--- start ---

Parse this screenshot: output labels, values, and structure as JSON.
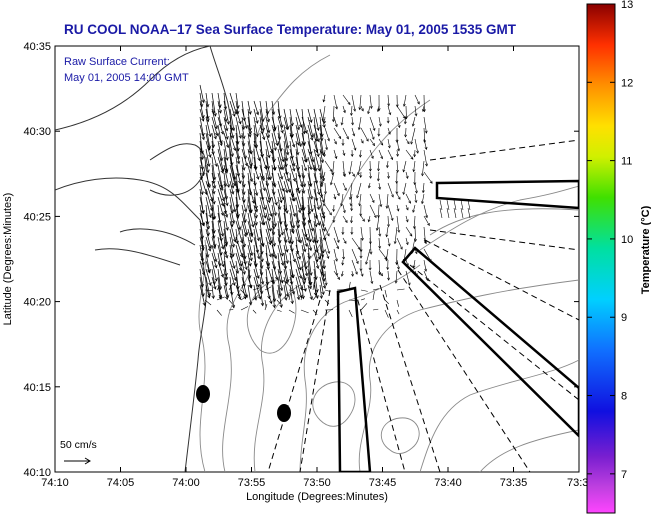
{
  "title": "RU COOL   NOAA–17  Sea Surface Temperature:  May 01, 2005 1535 GMT",
  "annotation": {
    "line1": "Raw Surface Current:",
    "line2": "May 01, 2005 14:00 GMT"
  },
  "scale_label": "50 cm/s",
  "axes": {
    "xlabel": "Longitude (Degrees:Minutes)",
    "ylabel": "Latitude (Degrees:Minutes)",
    "x_ticks": [
      "74:10",
      "74:05",
      "74:00",
      "73:55",
      "73:50",
      "73:45",
      "73:40",
      "73:35",
      "73:3"
    ],
    "y_ticks": [
      "40:35",
      "40:30",
      "40:25",
      "40:20",
      "40:15",
      "40:10"
    ]
  },
  "colorbar": {
    "title": "Temperature (°C)",
    "ticks": [
      "13",
      "12",
      "11",
      "10",
      "9",
      "8",
      "7"
    ],
    "range": [
      6.5,
      13
    ]
  },
  "colors": {
    "title_text": "#1a1aa6",
    "contour": "#8a8a8a",
    "coast": "#333333",
    "vector": "#000000"
  }
}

--- end ---

• Problem description:
Copy out the listing exactly as it stands, but not the pictures.

• Expected answer:
Parse this screenshot: output labels, values, and structure as JSON.
{
  "title": "RU COOL   NOAA–17  Sea Surface Temperature:  May 01, 2005 1535 GMT",
  "annotation": {
    "line1": "Raw Surface Current:",
    "line2": "May 01, 2005 14:00 GMT"
  },
  "scale_label": "50 cm/s",
  "axes": {
    "xlabel": "Longitude (Degrees:Minutes)",
    "ylabel": "Latitude (Degrees:Minutes)",
    "x_ticks": [
      "74:10",
      "74:05",
      "74:00",
      "73:55",
      "73:50",
      "73:45",
      "73:40",
      "73:35",
      "73:3"
    ],
    "y_ticks": [
      "40:35",
      "40:30",
      "40:25",
      "40:20",
      "40:15",
      "40:10"
    ]
  },
  "colorbar": {
    "title": "Temperature (°C)",
    "ticks": [
      "13",
      "12",
      "11",
      "10",
      "9",
      "8",
      "7"
    ],
    "range": [
      6.5,
      13
    ]
  },
  "colors": {
    "title_text": "#1a1aa6",
    "contour": "#8a8a8a",
    "coast": "#333333",
    "vector": "#000000"
  }
}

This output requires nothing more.